Annotated element listings:

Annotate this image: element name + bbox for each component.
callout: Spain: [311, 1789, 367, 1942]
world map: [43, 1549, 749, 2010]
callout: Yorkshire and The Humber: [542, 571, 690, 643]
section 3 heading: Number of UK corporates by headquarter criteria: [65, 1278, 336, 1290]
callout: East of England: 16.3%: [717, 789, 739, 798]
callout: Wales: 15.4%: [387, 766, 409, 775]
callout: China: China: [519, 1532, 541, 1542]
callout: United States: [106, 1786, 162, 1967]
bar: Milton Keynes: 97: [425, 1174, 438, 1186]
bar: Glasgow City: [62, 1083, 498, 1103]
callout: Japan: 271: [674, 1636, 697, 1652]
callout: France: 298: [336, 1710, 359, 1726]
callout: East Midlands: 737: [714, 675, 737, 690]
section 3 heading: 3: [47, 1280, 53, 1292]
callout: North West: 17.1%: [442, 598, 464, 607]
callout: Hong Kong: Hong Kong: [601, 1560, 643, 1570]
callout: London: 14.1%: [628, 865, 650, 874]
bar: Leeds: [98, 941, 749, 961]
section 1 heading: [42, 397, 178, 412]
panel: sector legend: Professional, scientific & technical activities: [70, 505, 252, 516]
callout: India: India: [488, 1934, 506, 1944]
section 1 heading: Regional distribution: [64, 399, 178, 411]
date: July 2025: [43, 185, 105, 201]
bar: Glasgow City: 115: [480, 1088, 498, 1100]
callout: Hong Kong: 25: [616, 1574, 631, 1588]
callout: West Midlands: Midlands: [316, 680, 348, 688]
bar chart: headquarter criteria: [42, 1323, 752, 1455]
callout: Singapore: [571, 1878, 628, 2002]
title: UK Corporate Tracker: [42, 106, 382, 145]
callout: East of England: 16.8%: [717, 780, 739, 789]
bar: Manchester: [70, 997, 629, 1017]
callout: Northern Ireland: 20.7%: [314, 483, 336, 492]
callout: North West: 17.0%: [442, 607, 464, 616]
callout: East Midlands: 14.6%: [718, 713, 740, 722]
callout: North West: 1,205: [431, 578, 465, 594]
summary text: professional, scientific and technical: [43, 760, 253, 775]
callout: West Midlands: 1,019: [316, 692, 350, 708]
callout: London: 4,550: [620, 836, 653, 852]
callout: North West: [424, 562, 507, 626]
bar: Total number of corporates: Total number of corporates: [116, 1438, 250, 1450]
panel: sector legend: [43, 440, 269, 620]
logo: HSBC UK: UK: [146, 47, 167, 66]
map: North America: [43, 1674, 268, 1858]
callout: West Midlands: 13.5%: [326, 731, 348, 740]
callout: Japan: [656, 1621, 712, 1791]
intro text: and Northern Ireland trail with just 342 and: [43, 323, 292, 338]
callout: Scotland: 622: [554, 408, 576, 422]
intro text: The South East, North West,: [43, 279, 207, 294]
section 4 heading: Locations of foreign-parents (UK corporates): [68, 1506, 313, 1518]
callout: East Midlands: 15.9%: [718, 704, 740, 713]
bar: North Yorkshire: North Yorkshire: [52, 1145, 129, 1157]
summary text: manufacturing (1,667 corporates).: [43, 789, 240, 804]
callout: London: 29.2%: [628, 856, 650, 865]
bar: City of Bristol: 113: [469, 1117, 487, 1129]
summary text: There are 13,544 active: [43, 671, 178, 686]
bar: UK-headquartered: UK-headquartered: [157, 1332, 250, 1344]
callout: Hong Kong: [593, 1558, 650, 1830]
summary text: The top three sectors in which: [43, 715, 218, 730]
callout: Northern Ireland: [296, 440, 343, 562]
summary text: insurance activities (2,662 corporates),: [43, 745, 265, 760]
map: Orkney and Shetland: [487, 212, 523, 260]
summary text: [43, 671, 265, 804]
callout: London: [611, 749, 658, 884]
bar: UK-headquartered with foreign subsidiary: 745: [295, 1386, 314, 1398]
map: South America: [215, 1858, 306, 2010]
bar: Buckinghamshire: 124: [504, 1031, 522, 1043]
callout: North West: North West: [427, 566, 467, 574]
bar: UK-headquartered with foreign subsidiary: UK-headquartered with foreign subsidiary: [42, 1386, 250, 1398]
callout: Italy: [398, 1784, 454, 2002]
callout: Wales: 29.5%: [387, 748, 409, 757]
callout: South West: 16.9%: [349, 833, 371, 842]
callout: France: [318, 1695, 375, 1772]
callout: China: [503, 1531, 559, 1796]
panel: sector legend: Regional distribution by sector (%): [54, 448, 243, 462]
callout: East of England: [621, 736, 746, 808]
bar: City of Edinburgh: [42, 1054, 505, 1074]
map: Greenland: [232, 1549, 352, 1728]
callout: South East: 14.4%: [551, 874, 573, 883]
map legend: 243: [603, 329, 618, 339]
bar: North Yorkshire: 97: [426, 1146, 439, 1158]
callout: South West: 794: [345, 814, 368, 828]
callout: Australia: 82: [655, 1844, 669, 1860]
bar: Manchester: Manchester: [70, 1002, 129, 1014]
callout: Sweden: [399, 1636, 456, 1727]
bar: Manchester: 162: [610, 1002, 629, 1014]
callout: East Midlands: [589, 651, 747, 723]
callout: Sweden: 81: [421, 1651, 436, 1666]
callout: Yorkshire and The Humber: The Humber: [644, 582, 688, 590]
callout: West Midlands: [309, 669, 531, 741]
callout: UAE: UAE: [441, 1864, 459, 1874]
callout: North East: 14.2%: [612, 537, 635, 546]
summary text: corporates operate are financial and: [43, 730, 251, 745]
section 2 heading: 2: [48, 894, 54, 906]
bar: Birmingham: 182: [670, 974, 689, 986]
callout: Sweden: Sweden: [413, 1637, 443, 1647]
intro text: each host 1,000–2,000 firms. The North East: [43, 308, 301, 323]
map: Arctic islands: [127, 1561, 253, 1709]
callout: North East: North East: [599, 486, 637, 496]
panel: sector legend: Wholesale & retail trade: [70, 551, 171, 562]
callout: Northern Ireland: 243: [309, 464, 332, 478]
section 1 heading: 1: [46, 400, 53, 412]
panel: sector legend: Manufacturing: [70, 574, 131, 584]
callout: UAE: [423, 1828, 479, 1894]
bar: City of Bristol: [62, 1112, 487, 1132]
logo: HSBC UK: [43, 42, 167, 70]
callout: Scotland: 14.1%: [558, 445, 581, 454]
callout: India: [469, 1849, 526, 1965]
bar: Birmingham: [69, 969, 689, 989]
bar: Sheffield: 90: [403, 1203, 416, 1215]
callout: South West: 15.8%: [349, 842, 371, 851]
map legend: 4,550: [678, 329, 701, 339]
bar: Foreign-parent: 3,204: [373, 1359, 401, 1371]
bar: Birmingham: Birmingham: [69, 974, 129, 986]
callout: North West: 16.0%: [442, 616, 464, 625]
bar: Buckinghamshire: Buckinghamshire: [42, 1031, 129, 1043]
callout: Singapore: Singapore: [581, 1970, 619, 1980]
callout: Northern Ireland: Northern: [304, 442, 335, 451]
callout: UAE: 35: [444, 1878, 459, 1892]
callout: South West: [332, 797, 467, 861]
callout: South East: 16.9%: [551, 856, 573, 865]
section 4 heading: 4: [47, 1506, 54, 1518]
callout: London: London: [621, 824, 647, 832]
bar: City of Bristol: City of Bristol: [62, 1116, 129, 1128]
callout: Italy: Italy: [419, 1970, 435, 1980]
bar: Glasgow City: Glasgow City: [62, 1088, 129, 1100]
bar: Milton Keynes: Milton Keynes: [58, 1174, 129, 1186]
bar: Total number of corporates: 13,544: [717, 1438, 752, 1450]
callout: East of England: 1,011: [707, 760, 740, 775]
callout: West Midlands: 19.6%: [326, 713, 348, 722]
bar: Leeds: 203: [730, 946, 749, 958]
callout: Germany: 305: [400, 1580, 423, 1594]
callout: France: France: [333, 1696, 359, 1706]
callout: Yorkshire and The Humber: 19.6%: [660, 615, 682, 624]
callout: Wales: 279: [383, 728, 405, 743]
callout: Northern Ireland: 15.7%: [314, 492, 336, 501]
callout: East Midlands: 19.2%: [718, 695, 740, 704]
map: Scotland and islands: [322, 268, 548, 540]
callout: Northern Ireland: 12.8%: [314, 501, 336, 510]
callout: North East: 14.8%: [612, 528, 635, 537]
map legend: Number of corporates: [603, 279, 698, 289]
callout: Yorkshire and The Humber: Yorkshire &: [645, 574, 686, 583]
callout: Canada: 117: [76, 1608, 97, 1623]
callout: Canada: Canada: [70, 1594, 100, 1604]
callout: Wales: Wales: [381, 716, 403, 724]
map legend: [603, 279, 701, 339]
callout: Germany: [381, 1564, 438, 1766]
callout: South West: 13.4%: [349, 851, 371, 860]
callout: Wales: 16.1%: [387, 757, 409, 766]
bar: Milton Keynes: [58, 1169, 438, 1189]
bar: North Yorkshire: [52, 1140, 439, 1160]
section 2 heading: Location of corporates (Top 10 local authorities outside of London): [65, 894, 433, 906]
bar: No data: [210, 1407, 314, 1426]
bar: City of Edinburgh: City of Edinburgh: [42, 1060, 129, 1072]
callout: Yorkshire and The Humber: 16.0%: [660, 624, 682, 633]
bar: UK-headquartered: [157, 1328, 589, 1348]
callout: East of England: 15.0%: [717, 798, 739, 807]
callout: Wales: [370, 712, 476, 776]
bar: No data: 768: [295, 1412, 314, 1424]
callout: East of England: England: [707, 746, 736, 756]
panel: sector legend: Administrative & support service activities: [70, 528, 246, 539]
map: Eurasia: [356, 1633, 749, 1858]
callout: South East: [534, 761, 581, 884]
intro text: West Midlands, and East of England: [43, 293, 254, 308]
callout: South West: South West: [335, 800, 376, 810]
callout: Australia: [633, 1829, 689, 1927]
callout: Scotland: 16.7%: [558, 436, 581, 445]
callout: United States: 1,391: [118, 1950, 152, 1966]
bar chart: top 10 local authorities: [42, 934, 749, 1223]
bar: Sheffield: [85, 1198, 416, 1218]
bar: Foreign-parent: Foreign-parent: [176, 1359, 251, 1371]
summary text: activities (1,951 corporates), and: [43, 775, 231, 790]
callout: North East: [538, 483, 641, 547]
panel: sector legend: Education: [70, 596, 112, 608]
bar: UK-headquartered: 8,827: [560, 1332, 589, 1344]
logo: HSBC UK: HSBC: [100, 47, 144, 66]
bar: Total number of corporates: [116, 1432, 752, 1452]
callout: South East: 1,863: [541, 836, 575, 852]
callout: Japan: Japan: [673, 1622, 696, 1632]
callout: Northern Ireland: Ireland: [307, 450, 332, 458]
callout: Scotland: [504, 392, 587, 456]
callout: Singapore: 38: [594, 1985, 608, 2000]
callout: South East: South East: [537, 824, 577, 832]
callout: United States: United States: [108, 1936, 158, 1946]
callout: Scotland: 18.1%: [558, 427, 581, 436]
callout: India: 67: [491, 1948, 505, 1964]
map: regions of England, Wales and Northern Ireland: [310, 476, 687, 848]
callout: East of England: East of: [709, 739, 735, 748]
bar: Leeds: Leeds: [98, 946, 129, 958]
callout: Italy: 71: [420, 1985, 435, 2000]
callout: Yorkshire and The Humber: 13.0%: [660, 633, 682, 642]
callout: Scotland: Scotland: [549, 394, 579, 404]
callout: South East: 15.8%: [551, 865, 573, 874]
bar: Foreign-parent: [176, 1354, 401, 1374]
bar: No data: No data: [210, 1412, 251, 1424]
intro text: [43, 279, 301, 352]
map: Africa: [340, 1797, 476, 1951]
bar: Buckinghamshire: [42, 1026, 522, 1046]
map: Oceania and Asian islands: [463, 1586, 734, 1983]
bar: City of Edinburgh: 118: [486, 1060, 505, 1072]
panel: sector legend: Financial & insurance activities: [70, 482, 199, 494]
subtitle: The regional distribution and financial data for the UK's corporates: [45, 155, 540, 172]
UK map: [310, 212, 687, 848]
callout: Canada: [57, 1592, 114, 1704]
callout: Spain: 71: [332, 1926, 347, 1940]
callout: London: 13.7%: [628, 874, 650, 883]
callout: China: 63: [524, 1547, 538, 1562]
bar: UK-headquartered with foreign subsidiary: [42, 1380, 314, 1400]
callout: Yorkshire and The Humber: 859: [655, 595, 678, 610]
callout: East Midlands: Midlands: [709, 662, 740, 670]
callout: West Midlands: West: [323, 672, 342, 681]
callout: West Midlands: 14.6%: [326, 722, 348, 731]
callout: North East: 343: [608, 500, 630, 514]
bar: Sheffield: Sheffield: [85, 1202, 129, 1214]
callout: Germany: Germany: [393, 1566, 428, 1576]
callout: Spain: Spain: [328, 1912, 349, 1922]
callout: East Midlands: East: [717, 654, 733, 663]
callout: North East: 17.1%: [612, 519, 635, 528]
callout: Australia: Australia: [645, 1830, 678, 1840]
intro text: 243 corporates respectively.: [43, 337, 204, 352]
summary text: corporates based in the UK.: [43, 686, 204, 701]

## Exercise
Print the items from the start through the line containing "callout: North West: 1,205: [431, 578, 465, 594]", inclusive, with each line reproduced without any change.

## Solution to the problem
Annotate this image: element name + bbox for each component.
callout: Spain: [311, 1789, 367, 1942]
world map: [43, 1549, 749, 2010]
callout: Yorkshire and The Humber: [542, 571, 690, 643]
section 3 heading: Number of UK corporates by headquarter criteria: [65, 1278, 336, 1290]
callout: East of England: 16.3%: [717, 789, 739, 798]
callout: Wales: 15.4%: [387, 766, 409, 775]
callout: China: China: [519, 1532, 541, 1542]
callout: United States: [106, 1786, 162, 1967]
bar: Milton Keynes: 97: [425, 1174, 438, 1186]
bar: Glasgow City: [62, 1083, 498, 1103]
callout: Japan: 271: [674, 1636, 697, 1652]
callout: France: 298: [336, 1710, 359, 1726]
callout: East Midlands: 737: [714, 675, 737, 690]
section 3 heading: 3: [47, 1280, 53, 1292]
callout: North West: 17.1%: [442, 598, 464, 607]
callout: Hong Kong: Hong Kong: [601, 1560, 643, 1570]
callout: London: 14.1%: [628, 865, 650, 874]
bar: Leeds: [98, 941, 749, 961]
section 1 heading: [42, 397, 178, 412]
panel: sector legend: Professional, scientific & technical activities: [70, 505, 252, 516]
callout: India: India: [488, 1934, 506, 1944]
section 1 heading: Regional distribution: [64, 399, 178, 411]
date: July 2025: [43, 185, 105, 201]
bar: Glasgow City: 115: [480, 1088, 498, 1100]
callout: Hong Kong: 25: [616, 1574, 631, 1588]
callout: West Midlands: Midlands: [316, 680, 348, 688]
bar chart: headquarter criteria: [42, 1323, 752, 1455]
callout: Singapore: [571, 1878, 628, 2002]
title: UK Corporate Tracker: [42, 106, 382, 145]
callout: East of England: 16.8%: [717, 780, 739, 789]
bar: Manchester: [70, 997, 629, 1017]
callout: Northern Ireland: 20.7%: [314, 483, 336, 492]
callout: North West: 17.0%: [442, 607, 464, 616]
callout: East Midlands: 14.6%: [718, 713, 740, 722]
callout: North West: 1,205: [431, 578, 465, 594]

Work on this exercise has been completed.